Given request: Every entry below should be transcribed exactly; pictures stay out of the copy.

Dataset records on visual material:
____
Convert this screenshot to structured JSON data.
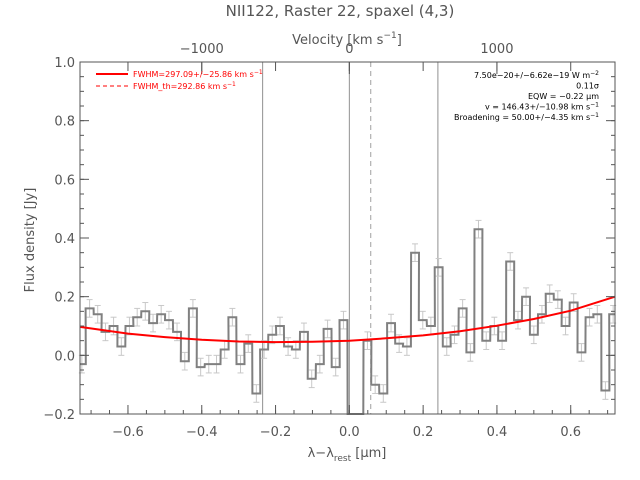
{
  "chart_data": {
    "type": "line",
    "title": "NII122, Raster 22, spaxel (4,3)",
    "xlabel_main": "λ−λ",
    "xlabel_sub": "rest",
    "xlabel_unit": " [μm]",
    "xlabel_top": "Velocity [km s",
    "xlabel_top_sup": "−1",
    "xlabel_top_end": "]",
    "ylabel": "Flux density [Jy]",
    "xlim": [
      -0.73,
      0.72
    ],
    "ylim": [
      -0.2,
      1.0
    ],
    "x_ticks": [
      -0.6,
      -0.4,
      -0.2,
      0.0,
      0.2,
      0.4,
      0.6
    ],
    "x_tick_labels": [
      "−0.6",
      "−0.4",
      "−0.2",
      "0.0",
      "0.2",
      "0.4",
      "0.6"
    ],
    "y_ticks": [
      -0.2,
      0.0,
      0.2,
      0.4,
      0.6,
      0.8,
      1.0
    ],
    "y_tick_labels": [
      "−0.2",
      "0.0",
      "0.2",
      "0.4",
      "0.6",
      "0.8",
      "1.0"
    ],
    "top_axis_ticks": [
      -1000,
      0,
      1000
    ],
    "top_axis_tick_labels": [
      "−1000",
      "0",
      "1000"
    ],
    "top_axis_tick_positions_um": [
      -0.4,
      0.0,
      0.4
    ],
    "vlines_solid": [
      -0.235,
      0.0,
      0.24
    ],
    "vline_dashed": 0.058,
    "legend": {
      "placement": "top-left",
      "entries": [
        {
          "label": "FWHM=297.09+/−25.86 km s",
          "sup": "−1",
          "style": "solid",
          "color": "#ff0000"
        },
        {
          "label": "FWHM_th=292.86 km s",
          "sup": "−1",
          "style": "dashed",
          "color": "#ff0000"
        }
      ]
    },
    "annotations": [
      {
        "text": "7.50e−20+/−6.62e−19 W m",
        "sup": "−2"
      },
      {
        "text": "0.11σ",
        "sup": ""
      },
      {
        "text": "EQW = −0.22 μm",
        "sup": ""
      },
      {
        "text": "v = 146.43+/−10.98 km s",
        "sup": "−1"
      },
      {
        "text": "Broadening = 50.00+/−4.35 km s",
        "sup": "−1"
      }
    ],
    "series": [
      {
        "name": "spectrum",
        "style": "step",
        "color": "#808080",
        "bin_width": 0.0215,
        "x": [
          -0.725,
          -0.704,
          -0.682,
          -0.661,
          -0.639,
          -0.618,
          -0.596,
          -0.575,
          -0.553,
          -0.532,
          -0.51,
          -0.489,
          -0.467,
          -0.446,
          -0.424,
          -0.403,
          -0.381,
          -0.36,
          -0.338,
          -0.317,
          -0.295,
          -0.274,
          -0.252,
          -0.231,
          -0.209,
          -0.188,
          -0.166,
          -0.145,
          -0.123,
          -0.102,
          -0.08,
          -0.059,
          -0.037,
          -0.016,
          0.006,
          0.027,
          0.049,
          0.07,
          0.092,
          0.113,
          0.135,
          0.156,
          0.178,
          0.199,
          0.221,
          0.242,
          0.264,
          0.285,
          0.307,
          0.328,
          0.35,
          0.371,
          0.393,
          0.414,
          0.436,
          0.457,
          0.479,
          0.5,
          0.522,
          0.543,
          0.565,
          0.586,
          0.608,
          0.629,
          0.651,
          0.672,
          0.694,
          0.715
        ],
        "y": [
          -0.03,
          0.16,
          0.14,
          0.08,
          0.1,
          0.03,
          0.1,
          0.13,
          0.15,
          0.11,
          0.14,
          0.12,
          0.08,
          -0.02,
          0.16,
          -0.04,
          -0.03,
          -0.03,
          0.02,
          0.13,
          -0.03,
          0.04,
          -0.13,
          0.02,
          0.07,
          0.1,
          0.03,
          0.02,
          0.08,
          -0.08,
          -0.03,
          0.09,
          -0.04,
          0.12,
          -0.24,
          -0.26,
          0.05,
          -0.1,
          -0.13,
          0.11,
          0.04,
          0.03,
          0.35,
          0.12,
          0.1,
          0.3,
          0.03,
          0.07,
          0.16,
          0.01,
          0.43,
          0.05,
          0.1,
          0.05,
          0.32,
          0.12,
          0.2,
          0.07,
          0.14,
          0.21,
          0.19,
          0.1,
          0.18,
          0.01,
          0.13,
          0.14,
          -0.12,
          0.14
        ],
        "err": [
          0.03,
          0.03,
          0.03,
          0.03,
          0.03,
          0.03,
          0.03,
          0.03,
          0.03,
          0.03,
          0.03,
          0.03,
          0.03,
          0.03,
          0.03,
          0.03,
          0.03,
          0.03,
          0.03,
          0.03,
          0.03,
          0.03,
          0.03,
          0.03,
          0.03,
          0.03,
          0.03,
          0.03,
          0.03,
          0.03,
          0.03,
          0.03,
          0.03,
          0.03,
          0.03,
          0.03,
          0.03,
          0.03,
          0.03,
          0.03,
          0.03,
          0.03,
          0.03,
          0.03,
          0.03,
          0.03,
          0.03,
          0.03,
          0.03,
          0.03,
          0.03,
          0.03,
          0.03,
          0.03,
          0.03,
          0.03,
          0.03,
          0.03,
          0.03,
          0.03,
          0.03,
          0.03,
          0.03,
          0.03,
          0.03,
          0.03,
          0.03,
          0.03
        ]
      },
      {
        "name": "fit",
        "style": "line",
        "color": "#ff0000",
        "x": [
          -0.73,
          -0.6,
          -0.5,
          -0.4,
          -0.3,
          -0.2,
          -0.1,
          0.0,
          0.1,
          0.2,
          0.3,
          0.4,
          0.5,
          0.6,
          0.72
        ],
        "y": [
          0.097,
          0.074,
          0.062,
          0.053,
          0.047,
          0.045,
          0.046,
          0.05,
          0.058,
          0.068,
          0.082,
          0.101,
          0.124,
          0.152,
          0.2
        ]
      }
    ]
  }
}
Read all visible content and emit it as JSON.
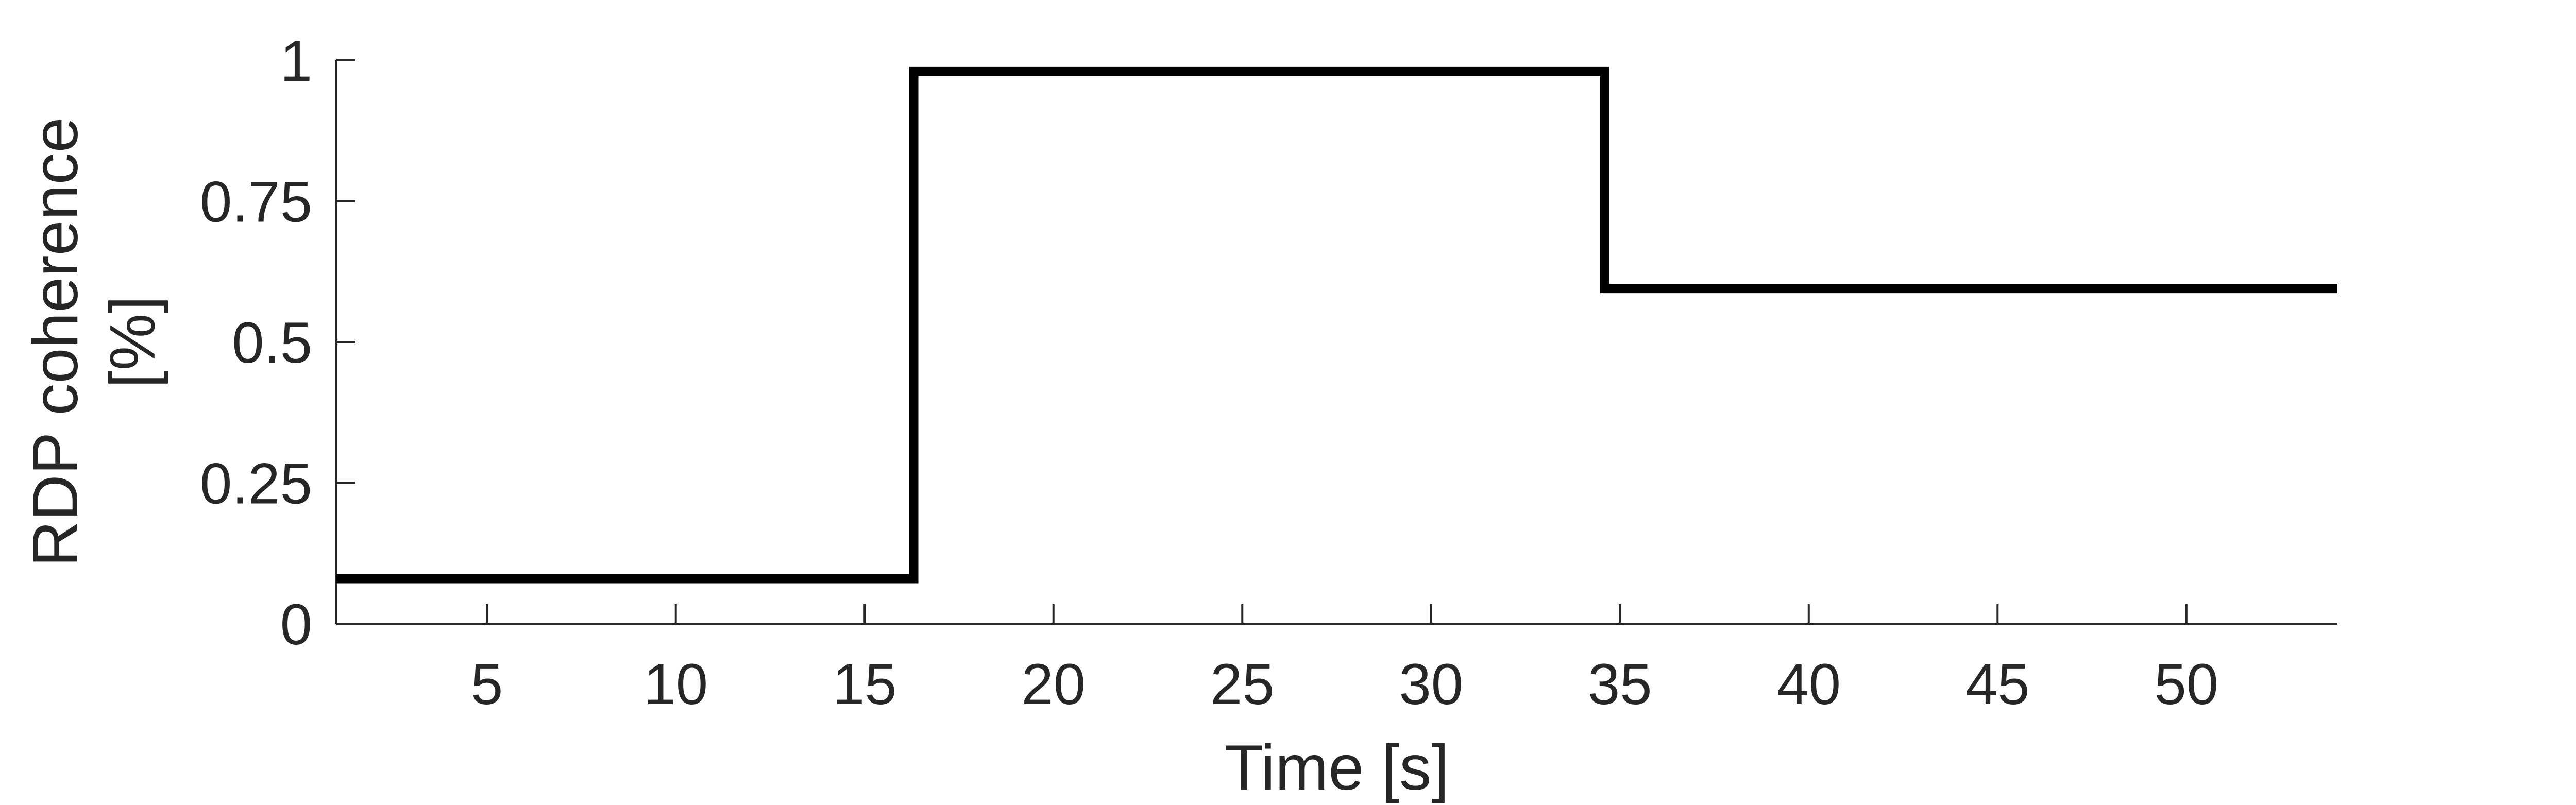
____
Result:
Convert this screenshot to structured JSON data.
{
  "chart_data": {
    "type": "line",
    "title": "NII122, Raster 22, spaxel (4,3)",
    "xlabel_main": "λ−λ",
    "xlabel_sub": "rest",
    "xlabel_unit": " [μm]",
    "xlabel_top": "Velocity [km s",
    "xlabel_top_sup": "−1",
    "xlabel_top_end": "]",
    "ylabel": "Flux density [Jy]",
    "xlim": [
      -0.73,
      0.72
    ],
    "ylim": [
      -0.2,
      1.0
    ],
    "x_ticks": [
      -0.6,
      -0.4,
      -0.2,
      0.0,
      0.2,
      0.4,
      0.6
    ],
    "x_tick_labels": [
      "−0.6",
      "−0.4",
      "−0.2",
      "0.0",
      "0.2",
      "0.4",
      "0.6"
    ],
    "y_ticks": [
      -0.2,
      0.0,
      0.2,
      0.4,
      0.6,
      0.8,
      1.0
    ],
    "y_tick_labels": [
      "−0.2",
      "0.0",
      "0.2",
      "0.4",
      "0.6",
      "0.8",
      "1.0"
    ],
    "top_axis_ticks": [
      -1000,
      0,
      1000
    ],
    "top_axis_tick_labels": [
      "−1000",
      "0",
      "1000"
    ],
    "top_axis_tick_positions_um": [
      -0.4,
      0.0,
      0.4
    ],
    "vlines_solid": [
      -0.235,
      0.0,
      0.24
    ],
    "vline_dashed": 0.058,
    "legend": {
      "placement": "top-left",
      "entries": [
        {
          "label": "FWHM=297.09+/−25.86 km s",
          "sup": "−1",
          "style": "solid",
          "color": "#ff0000"
        },
        {
          "label": "FWHM_th=292.86 km s",
          "sup": "−1",
          "style": "dashed",
          "color": "#ff0000"
        }
      ]
    },
    "annotations": [
      {
        "text": "7.50e−20+/−6.62e−19 W m",
        "sup": "−2"
      },
      {
        "text": "0.11σ",
        "sup": ""
      },
      {
        "text": "EQW = −0.22 μm",
        "sup": ""
      },
      {
        "text": "v = 146.43+/−10.98 km s",
        "sup": "−1"
      },
      {
        "text": "Broadening = 50.00+/−4.35 km s",
        "sup": "−1"
      }
    ],
    "series": [
      {
        "name": "spectrum",
        "style": "step",
        "color": "#808080",
        "bin_width": 0.0215,
        "x": [
          -0.725,
          -0.704,
          -0.682,
          -0.661,
          -0.639,
          -0.618,
          -0.596,
          -0.575,
          -0.553,
          -0.532,
          -0.51,
          -0.489,
          -0.467,
          -0.446,
          -0.424,
          -0.403,
          -0.381,
          -0.36,
          -0.338,
          -0.317,
          -0.295,
          -0.274,
          -0.252,
          -0.231,
          -0.209,
          -0.188,
          -0.166,
          -0.145,
          -0.123,
          -0.102,
          -0.08,
          -0.059,
          -0.037,
          -0.016,
          0.006,
          0.027,
          0.049,
          0.07,
          0.092,
          0.113,
          0.135,
          0.156,
          0.178,
          0.199,
          0.221,
          0.242,
          0.264,
          0.285,
          0.307,
          0.328,
          0.35,
          0.371,
          0.393,
          0.414,
          0.436,
          0.457,
          0.479,
          0.5,
          0.522,
          0.543,
          0.565,
          0.586,
          0.608,
          0.629,
          0.651,
          0.672,
          0.694,
          0.715
        ],
        "y": [
          -0.03,
          0.16,
          0.14,
          0.08,
          0.1,
          0.03,
          0.1,
          0.13,
          0.15,
          0.11,
          0.14,
          0.12,
          0.08,
          -0.02,
          0.16,
          -0.04,
          -0.03,
          -0.03,
          0.02,
          0.13,
          -0.03,
          0.04,
          -0.13,
          0.02,
          0.07,
          0.1,
          0.03,
          0.02,
          0.08,
          -0.08,
          -0.03,
          0.09,
          -0.04,
          0.12,
          -0.24,
          -0.26,
          0.05,
          -0.1,
          -0.13,
          0.11,
          0.04,
          0.03,
          0.35,
          0.12,
          0.1,
          0.3,
          0.03,
          0.07,
          0.16,
          0.01,
          0.43,
          0.05,
          0.1,
          0.05,
          0.32,
          0.12,
          0.2,
          0.07,
          0.14,
          0.21,
          0.19,
          0.1,
          0.18,
          0.01,
          0.13,
          0.14,
          -0.12,
          0.14
        ],
        "err": [
          0.03,
          0.03,
          0.03,
          0.03,
          0.03,
          0.03,
          0.03,
          0.03,
          0.03,
          0.03,
          0.03,
          0.03,
          0.03,
          0.03,
          0.03,
          0.03,
          0.03,
          0.03,
          0.03,
          0.03,
          0.03,
          0.03,
          0.03,
          0.03,
          0.03,
          0.03,
          0.03,
          0.03,
          0.03,
          0.03,
          0.03,
          0.03,
          0.03,
          0.03,
          0.03,
          0.03,
          0.03,
          0.03,
          0.03,
          0.03,
          0.03,
          0.03,
          0.03,
          0.03,
          0.03,
          0.03,
          0.03,
          0.03,
          0.03,
          0.03,
          0.03,
          0.03,
          0.03,
          0.03,
          0.03,
          0.03,
          0.03,
          0.03,
          0.03,
          0.03,
          0.03,
          0.03,
          0.03,
          0.03,
          0.03,
          0.03,
          0.03,
          0.03
        ]
      },
      {
        "name": "fit",
        "style": "line",
        "color": "#ff0000",
        "x": [
          -0.73,
          -0.6,
          -0.5,
          -0.4,
          -0.3,
          -0.2,
          -0.1,
          0.0,
          0.1,
          0.2,
          0.3,
          0.4,
          0.5,
          0.6,
          0.72
        ],
        "y": [
          0.097,
          0.074,
          0.062,
          0.053,
          0.047,
          0.045,
          0.046,
          0.05,
          0.058,
          0.068,
          0.082,
          0.101,
          0.124,
          0.152,
          0.2
        ]
      }
    ]
  }
}
Read all visible content and emit it as JSON.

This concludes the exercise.